WHAT IS EXPECTED
Exclude the pictures; give every entry again exactly as written.
* start DATASET EXTRACT *
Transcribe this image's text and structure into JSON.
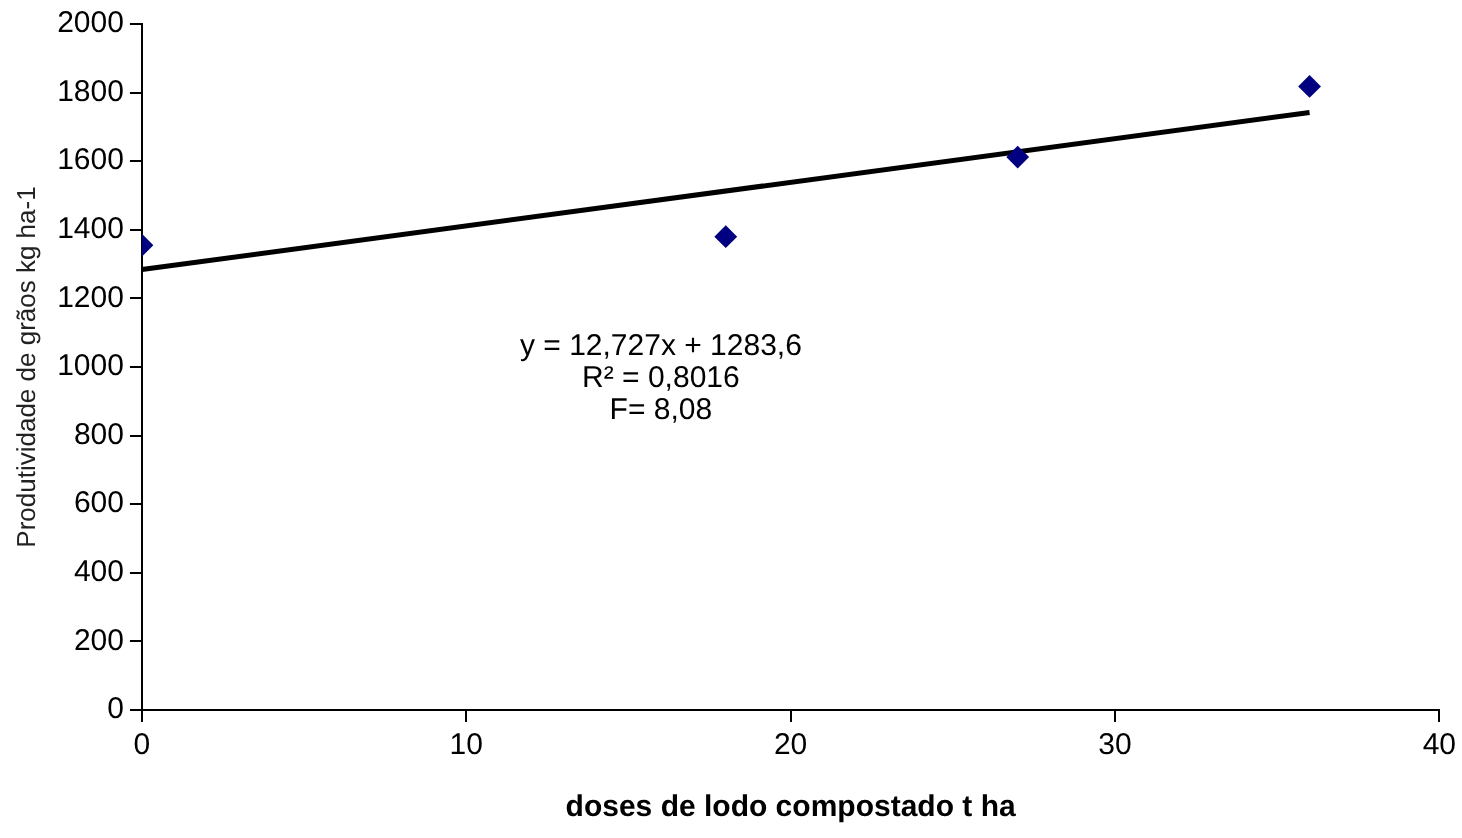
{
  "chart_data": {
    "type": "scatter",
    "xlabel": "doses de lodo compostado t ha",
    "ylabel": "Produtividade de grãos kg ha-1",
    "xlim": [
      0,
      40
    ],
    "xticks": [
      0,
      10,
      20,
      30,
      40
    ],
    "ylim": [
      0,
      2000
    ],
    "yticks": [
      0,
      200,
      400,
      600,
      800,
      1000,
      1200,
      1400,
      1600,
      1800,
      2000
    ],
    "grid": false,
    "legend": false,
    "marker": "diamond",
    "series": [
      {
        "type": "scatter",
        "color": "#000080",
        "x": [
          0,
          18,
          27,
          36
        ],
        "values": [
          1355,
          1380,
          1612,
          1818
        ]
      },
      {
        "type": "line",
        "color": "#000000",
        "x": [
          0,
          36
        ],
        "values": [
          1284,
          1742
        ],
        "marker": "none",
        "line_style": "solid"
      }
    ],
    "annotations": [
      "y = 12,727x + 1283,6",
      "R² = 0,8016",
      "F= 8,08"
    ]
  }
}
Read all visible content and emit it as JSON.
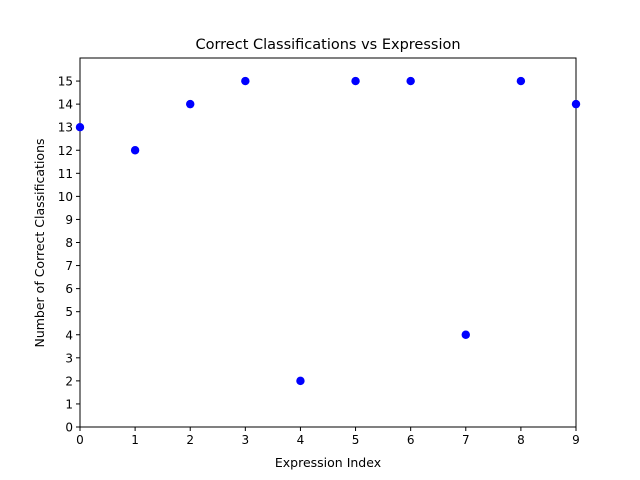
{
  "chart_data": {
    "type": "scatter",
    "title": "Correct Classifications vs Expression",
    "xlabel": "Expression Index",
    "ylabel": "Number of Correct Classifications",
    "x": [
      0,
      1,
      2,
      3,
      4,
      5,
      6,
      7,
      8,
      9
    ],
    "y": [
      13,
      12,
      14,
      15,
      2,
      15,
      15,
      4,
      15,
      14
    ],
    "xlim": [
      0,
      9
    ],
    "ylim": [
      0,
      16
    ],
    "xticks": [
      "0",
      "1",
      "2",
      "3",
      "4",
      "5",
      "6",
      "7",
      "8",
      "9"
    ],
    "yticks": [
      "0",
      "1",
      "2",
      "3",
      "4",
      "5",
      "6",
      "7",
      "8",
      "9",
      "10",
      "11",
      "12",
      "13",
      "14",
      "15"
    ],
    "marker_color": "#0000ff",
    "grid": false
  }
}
* end DATASET EXTRACT *
EXERCISE SOLUTION
Transcribe this image's text and structure into JSON.
{
  "chart_data": {
    "type": "scatter",
    "xlabel": "doses de lodo compostado t ha",
    "ylabel": "Produtividade de grãos kg ha-1",
    "xlim": [
      0,
      40
    ],
    "xticks": [
      0,
      10,
      20,
      30,
      40
    ],
    "ylim": [
      0,
      2000
    ],
    "yticks": [
      0,
      200,
      400,
      600,
      800,
      1000,
      1200,
      1400,
      1600,
      1800,
      2000
    ],
    "grid": false,
    "legend": false,
    "marker": "diamond",
    "series": [
      {
        "type": "scatter",
        "color": "#000080",
        "x": [
          0,
          18,
          27,
          36
        ],
        "values": [
          1355,
          1380,
          1612,
          1818
        ]
      },
      {
        "type": "line",
        "color": "#000000",
        "x": [
          0,
          36
        ],
        "values": [
          1284,
          1742
        ],
        "marker": "none",
        "line_style": "solid"
      }
    ],
    "annotations": [
      "y = 12,727x + 1283,6",
      "R² = 0,8016",
      "F= 8,08"
    ]
  }
}
Read all visible content and emit it as JSON.
{
  "chart_data": {
    "type": "scatter",
    "title": "Correct Classifications vs Expression",
    "xlabel": "Expression Index",
    "ylabel": "Number of Correct Classifications",
    "x": [
      0,
      1,
      2,
      3,
      4,
      5,
      6,
      7,
      8,
      9
    ],
    "y": [
      13,
      12,
      14,
      15,
      2,
      15,
      15,
      4,
      15,
      14
    ],
    "xlim": [
      0,
      9
    ],
    "ylim": [
      0,
      16
    ],
    "xticks": [
      "0",
      "1",
      "2",
      "3",
      "4",
      "5",
      "6",
      "7",
      "8",
      "9"
    ],
    "yticks": [
      "0",
      "1",
      "2",
      "3",
      "4",
      "5",
      "6",
      "7",
      "8",
      "9",
      "10",
      "11",
      "12",
      "13",
      "14",
      "15"
    ],
    "marker_color": "#0000ff",
    "grid": false
  }
}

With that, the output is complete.